OBJECTIVE
Copy whichever lines contain the string "president".
____________________
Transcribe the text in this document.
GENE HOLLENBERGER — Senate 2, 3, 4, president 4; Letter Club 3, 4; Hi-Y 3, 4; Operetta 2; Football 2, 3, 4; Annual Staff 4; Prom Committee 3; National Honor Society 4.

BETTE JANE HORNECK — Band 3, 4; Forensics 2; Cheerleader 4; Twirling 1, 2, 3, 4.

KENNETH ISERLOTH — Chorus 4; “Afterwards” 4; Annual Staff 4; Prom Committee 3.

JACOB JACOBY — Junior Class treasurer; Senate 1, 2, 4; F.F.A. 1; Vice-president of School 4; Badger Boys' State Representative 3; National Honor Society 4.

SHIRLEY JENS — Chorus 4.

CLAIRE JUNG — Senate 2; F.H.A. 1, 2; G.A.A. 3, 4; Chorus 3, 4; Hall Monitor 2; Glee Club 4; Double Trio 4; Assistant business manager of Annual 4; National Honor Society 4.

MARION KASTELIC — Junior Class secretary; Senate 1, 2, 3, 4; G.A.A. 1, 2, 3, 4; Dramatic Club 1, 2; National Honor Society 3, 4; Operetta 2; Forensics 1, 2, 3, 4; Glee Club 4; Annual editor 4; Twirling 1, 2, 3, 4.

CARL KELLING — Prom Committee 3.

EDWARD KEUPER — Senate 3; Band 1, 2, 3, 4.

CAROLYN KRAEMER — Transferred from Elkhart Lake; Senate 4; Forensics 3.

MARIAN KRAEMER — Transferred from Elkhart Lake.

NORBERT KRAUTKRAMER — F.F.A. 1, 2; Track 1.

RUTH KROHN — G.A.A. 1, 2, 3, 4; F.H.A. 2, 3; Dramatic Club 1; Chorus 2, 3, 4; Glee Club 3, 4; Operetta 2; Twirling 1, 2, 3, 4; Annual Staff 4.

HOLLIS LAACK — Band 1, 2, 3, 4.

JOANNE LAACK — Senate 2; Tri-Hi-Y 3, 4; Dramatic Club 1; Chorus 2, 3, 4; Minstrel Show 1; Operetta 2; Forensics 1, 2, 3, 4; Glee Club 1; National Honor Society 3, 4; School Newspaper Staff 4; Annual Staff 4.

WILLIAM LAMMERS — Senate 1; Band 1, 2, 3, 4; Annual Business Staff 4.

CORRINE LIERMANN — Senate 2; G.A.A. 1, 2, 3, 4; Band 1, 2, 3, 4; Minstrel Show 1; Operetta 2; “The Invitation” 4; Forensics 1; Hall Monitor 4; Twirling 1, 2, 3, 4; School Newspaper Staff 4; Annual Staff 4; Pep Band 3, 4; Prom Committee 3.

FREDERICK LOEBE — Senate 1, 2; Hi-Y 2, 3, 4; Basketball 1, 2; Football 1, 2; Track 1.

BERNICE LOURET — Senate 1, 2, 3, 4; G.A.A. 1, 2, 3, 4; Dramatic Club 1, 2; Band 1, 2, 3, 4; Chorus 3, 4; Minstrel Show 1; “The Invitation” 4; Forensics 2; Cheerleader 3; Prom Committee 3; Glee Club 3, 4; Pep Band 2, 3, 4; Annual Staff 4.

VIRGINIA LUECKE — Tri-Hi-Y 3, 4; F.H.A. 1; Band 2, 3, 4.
____________________
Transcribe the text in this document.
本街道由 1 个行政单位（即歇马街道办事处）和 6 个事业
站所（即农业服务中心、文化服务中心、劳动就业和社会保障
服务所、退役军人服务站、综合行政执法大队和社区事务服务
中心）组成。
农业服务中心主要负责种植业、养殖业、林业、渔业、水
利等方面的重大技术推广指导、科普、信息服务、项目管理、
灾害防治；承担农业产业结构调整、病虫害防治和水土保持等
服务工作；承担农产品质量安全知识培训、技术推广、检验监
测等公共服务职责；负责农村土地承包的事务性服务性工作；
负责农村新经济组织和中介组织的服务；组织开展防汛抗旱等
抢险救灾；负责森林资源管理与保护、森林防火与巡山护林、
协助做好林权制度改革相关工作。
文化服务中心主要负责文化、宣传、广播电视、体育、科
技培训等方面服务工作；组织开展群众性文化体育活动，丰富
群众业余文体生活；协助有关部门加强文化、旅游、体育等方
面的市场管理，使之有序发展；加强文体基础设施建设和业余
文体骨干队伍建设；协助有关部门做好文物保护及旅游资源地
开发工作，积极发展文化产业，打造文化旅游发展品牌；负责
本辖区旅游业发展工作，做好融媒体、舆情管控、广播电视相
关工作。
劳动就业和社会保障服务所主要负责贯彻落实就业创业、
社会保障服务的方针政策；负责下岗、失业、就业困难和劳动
____________________
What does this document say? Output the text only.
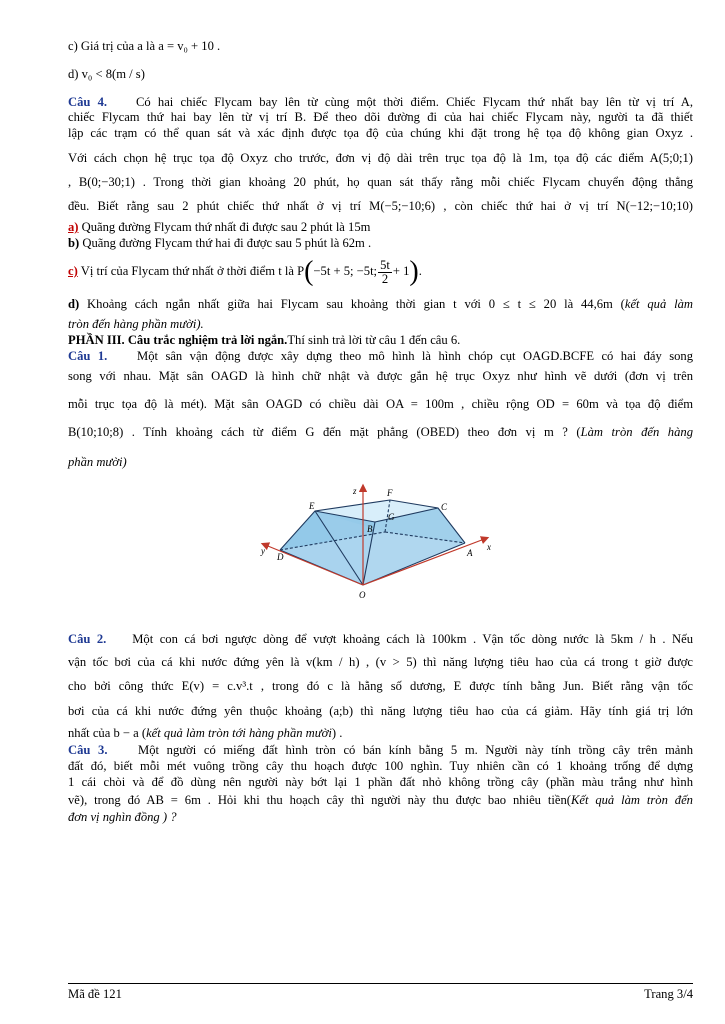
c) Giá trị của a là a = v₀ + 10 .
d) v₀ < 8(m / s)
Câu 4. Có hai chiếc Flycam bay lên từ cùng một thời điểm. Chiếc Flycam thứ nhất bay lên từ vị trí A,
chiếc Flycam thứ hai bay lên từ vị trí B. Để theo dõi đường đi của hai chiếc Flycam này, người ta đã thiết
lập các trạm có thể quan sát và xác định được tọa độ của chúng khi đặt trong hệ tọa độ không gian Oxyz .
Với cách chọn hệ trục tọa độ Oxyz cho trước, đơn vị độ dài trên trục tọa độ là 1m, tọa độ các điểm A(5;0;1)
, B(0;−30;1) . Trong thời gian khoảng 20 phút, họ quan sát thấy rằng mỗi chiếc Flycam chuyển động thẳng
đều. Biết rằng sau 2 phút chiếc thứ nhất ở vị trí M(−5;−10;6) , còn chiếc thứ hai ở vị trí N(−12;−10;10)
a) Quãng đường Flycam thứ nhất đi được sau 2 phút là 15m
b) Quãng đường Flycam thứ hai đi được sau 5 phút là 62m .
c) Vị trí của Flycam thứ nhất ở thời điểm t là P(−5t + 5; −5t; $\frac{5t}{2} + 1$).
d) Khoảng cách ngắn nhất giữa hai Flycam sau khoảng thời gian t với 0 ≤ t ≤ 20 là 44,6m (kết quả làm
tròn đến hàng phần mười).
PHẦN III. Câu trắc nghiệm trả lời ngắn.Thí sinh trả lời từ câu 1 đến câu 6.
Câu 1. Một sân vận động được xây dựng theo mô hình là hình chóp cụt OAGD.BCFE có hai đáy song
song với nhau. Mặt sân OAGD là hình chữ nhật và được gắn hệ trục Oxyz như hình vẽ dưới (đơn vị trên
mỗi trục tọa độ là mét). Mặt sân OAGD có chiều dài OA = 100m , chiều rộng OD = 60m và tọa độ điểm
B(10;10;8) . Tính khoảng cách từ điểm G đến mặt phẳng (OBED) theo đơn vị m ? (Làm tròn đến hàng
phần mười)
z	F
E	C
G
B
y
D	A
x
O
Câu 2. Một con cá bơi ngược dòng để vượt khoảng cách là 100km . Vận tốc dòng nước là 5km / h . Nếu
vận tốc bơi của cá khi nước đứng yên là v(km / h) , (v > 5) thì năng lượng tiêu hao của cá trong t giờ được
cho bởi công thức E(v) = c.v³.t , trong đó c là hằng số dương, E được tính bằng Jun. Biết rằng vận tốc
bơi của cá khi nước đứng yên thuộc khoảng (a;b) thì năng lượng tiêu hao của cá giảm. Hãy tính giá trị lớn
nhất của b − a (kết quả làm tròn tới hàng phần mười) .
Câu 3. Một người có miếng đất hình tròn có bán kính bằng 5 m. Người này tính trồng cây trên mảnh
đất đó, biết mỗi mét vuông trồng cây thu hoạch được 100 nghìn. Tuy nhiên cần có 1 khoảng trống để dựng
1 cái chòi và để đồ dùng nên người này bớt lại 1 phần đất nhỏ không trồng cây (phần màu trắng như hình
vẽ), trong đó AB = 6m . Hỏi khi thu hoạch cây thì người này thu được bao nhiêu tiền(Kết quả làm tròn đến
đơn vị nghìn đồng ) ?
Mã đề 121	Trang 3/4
____________________
REPLY TO THE TASK
GENE HOLLENBERGER — Senate 2, 3, 4, president 4; Letter Club 3, 4; Hi-Y 3, 4; Operetta 2; Football 2, 3, 4; Annual Staff 4; Prom Committee 3; National Honor Society 4.
JACOB JACOBY — Junior Class treasurer; Senate 1, 2, 4; F.F.A. 1; Vice-president of School 4; Badger Boys' State Representative 3; National Honor Society 4.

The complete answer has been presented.